■ TO BE DONE
Every line with the string "CanvasJS" should be gathered.

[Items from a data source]

>> start

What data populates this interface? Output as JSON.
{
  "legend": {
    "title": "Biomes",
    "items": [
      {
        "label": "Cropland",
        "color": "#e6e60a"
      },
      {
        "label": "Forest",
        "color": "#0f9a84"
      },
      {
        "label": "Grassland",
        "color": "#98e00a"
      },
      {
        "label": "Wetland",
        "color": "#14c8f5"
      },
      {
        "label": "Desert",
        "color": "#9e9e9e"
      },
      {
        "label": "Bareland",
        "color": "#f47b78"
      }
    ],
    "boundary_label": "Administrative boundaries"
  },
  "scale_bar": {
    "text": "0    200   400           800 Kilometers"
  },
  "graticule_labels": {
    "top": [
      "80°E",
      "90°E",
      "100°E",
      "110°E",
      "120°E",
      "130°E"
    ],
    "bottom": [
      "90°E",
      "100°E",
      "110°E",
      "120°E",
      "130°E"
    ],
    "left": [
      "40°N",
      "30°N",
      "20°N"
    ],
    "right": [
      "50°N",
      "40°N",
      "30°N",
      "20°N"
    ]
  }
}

>> end
>> start

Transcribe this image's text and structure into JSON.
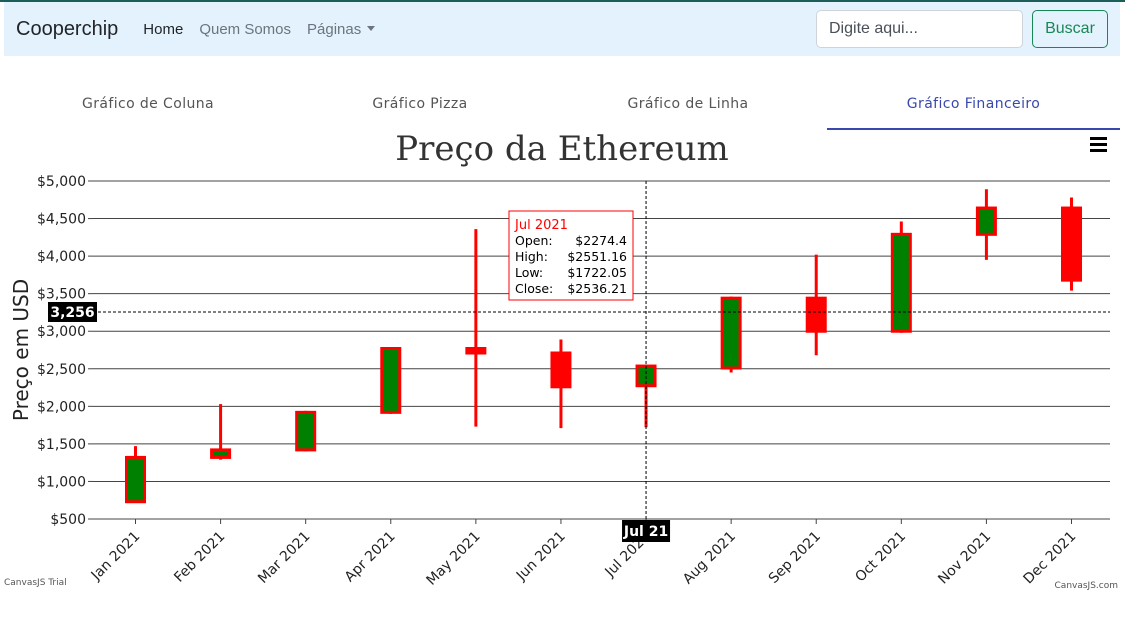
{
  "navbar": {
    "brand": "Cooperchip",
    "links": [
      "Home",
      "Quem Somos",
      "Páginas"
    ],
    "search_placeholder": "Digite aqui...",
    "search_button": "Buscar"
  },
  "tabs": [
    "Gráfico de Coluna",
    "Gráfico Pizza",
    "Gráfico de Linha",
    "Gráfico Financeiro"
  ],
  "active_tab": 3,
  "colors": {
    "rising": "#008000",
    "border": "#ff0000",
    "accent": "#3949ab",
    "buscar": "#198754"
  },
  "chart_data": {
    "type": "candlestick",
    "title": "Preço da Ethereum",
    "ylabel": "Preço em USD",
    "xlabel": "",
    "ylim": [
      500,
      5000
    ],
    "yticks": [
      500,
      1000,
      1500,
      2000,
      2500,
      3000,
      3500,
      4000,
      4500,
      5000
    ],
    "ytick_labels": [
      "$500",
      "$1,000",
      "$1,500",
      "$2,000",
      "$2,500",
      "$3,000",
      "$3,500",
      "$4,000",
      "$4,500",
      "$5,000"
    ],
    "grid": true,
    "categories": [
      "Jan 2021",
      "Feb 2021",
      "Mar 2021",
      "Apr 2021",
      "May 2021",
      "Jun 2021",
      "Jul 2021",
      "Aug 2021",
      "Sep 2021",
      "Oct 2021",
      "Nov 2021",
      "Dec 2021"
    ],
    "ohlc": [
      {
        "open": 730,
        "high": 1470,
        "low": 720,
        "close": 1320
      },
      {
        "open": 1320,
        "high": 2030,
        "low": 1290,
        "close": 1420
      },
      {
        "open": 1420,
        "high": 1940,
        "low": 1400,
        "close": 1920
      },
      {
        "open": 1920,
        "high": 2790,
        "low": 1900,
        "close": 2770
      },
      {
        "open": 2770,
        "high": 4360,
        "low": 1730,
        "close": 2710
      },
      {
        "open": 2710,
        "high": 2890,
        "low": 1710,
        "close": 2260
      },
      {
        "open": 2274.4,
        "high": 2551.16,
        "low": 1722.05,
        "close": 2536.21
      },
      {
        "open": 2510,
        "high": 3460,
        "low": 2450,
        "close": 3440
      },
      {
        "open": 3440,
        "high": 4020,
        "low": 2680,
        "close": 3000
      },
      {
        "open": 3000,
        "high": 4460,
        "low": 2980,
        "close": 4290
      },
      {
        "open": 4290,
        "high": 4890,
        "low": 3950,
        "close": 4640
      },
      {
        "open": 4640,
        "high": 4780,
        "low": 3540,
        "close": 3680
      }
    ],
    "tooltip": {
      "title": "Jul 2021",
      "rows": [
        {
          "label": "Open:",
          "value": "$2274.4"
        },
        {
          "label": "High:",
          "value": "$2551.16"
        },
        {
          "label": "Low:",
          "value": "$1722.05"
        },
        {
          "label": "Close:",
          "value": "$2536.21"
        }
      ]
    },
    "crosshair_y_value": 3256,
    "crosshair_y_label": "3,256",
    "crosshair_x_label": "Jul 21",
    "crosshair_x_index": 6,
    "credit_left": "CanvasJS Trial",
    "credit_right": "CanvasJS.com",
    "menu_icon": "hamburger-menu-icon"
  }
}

>> end

■ THE COMPLETED TASK
    "credit_left": "CanvasJS Trial",
    "credit_right": "CanvasJS.com",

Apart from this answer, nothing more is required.